● **Direction**
Produce an exact copy of the lines from the line containing "Enumerate this screenshot's" through the last line of the listing below, both ends included, and nothing else.

** Begin Input for this task **

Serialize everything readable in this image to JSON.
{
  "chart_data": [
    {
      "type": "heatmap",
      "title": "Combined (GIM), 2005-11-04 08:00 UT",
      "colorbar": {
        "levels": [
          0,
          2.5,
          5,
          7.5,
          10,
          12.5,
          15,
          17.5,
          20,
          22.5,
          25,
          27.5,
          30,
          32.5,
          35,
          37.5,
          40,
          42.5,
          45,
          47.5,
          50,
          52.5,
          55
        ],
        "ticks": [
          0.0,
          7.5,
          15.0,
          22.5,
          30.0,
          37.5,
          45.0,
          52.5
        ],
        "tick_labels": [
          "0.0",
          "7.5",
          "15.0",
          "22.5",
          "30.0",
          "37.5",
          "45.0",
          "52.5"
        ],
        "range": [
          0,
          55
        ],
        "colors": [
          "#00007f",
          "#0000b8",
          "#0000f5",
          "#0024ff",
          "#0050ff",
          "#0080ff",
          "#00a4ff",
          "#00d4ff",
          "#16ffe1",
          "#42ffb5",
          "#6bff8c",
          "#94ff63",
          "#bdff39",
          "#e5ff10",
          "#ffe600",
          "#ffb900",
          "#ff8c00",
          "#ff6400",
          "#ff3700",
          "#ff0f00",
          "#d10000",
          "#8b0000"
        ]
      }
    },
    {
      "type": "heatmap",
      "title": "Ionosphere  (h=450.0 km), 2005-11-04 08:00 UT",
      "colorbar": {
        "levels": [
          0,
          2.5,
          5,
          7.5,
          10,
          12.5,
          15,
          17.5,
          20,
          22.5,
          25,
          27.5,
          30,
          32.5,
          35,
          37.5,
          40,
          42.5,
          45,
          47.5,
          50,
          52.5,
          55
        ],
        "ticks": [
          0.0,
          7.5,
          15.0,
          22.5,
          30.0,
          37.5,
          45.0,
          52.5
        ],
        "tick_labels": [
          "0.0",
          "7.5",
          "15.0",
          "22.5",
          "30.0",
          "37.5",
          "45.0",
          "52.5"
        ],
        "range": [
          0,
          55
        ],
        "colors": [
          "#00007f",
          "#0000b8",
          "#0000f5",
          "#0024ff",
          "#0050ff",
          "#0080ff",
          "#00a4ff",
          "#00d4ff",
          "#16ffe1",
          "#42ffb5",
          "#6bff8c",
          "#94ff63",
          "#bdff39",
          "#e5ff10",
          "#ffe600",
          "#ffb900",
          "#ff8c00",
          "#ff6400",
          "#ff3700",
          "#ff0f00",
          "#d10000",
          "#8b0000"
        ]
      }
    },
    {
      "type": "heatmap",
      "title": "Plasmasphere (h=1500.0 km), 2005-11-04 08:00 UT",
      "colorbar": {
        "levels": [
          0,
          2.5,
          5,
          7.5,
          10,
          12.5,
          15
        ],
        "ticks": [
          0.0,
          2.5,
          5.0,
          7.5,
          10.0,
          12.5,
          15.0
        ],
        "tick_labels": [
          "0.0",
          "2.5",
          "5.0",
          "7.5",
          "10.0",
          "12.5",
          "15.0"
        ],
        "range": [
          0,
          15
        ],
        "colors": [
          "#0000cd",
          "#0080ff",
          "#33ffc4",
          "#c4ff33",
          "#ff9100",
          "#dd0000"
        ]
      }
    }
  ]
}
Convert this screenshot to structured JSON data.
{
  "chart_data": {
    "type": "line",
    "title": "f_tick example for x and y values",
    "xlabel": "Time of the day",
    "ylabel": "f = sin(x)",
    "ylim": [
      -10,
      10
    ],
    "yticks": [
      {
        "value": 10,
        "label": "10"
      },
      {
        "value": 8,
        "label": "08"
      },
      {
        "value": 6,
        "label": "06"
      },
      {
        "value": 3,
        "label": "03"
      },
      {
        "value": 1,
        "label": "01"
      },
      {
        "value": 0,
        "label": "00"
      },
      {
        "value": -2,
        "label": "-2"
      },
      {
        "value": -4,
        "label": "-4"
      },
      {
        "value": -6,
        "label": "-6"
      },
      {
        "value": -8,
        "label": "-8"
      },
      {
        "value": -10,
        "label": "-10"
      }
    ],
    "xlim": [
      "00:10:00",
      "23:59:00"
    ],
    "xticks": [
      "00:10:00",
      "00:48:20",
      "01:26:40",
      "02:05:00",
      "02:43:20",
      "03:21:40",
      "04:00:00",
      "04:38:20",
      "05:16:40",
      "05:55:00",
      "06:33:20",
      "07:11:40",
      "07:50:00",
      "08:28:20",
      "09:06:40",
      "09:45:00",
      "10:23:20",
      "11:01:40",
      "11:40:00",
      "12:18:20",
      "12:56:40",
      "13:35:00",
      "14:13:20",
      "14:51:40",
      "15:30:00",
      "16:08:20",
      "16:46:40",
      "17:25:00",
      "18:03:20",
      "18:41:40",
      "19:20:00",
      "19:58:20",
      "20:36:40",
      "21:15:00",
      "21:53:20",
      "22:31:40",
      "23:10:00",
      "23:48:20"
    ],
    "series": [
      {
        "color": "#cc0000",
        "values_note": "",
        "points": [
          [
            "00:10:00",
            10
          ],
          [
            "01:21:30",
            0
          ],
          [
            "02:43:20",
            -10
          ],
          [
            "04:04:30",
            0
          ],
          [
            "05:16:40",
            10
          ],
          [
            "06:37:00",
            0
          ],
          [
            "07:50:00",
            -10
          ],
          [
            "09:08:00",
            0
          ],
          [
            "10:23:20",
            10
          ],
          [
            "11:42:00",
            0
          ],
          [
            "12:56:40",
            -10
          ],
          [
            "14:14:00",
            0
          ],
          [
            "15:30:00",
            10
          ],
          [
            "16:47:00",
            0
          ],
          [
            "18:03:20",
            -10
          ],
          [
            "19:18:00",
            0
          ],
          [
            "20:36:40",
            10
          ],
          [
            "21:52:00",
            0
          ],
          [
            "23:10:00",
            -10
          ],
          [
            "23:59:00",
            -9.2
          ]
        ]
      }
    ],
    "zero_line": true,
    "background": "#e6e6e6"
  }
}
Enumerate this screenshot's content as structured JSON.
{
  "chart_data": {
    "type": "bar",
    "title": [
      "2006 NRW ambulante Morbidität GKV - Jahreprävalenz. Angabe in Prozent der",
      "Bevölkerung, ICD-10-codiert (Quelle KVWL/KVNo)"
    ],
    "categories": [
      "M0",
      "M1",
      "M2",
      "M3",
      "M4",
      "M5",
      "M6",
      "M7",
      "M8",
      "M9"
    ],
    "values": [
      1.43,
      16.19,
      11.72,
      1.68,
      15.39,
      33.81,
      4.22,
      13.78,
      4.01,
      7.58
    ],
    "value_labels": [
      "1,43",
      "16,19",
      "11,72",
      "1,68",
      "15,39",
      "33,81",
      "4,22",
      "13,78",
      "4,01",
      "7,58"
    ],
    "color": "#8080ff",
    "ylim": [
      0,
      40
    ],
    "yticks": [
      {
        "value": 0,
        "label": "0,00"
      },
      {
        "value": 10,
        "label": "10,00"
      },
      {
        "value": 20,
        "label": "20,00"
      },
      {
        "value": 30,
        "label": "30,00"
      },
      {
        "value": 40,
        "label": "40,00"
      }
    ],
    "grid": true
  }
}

** End Input for this task **

● **Expected answer**
Enumerate this screenshot's content as structured JSON.
{
  "chart_data": {
    "type": "bar",
    "title": [
      "2006 NRW ambulante Morbidität GKV - Jahreprävalenz. Angabe in Prozent der",
      "Bevölkerung, ICD-10-codiert (Quelle KVWL/KVNo)"
    ],
    "categories": [
      "M0",
      "M1",
      "M2",
      "M3",
      "M4",
      "M5",
      "M6",
      "M7",
      "M8",
      "M9"
    ],
    "values": [
      1.43,
      16.19,
      11.72,
      1.68,
      15.39,
      33.81,
      4.22,
      13.78,
      4.01,
      7.58
    ],
    "value_labels": [
      "1,43",
      "16,19",
      "11,72",
      "1,68",
      "15,39",
      "33,81",
      "4,22",
      "13,78",
      "4,01",
      "7,58"
    ],
    "color": "#8080ff",
    "ylim": [
      0,
      40
    ],
    "yticks": [
      {
        "value": 0,
        "label": "0,00"
      },
      {
        "value": 10,
        "label": "10,00"
      },
      {
        "value": 20,
        "label": "20,00"
      },
      {
        "value": 30,
        "label": "30,00"
      },
      {
        "value": 40,
        "label": "40,00"
      }
    ],
    "grid": true
  }
}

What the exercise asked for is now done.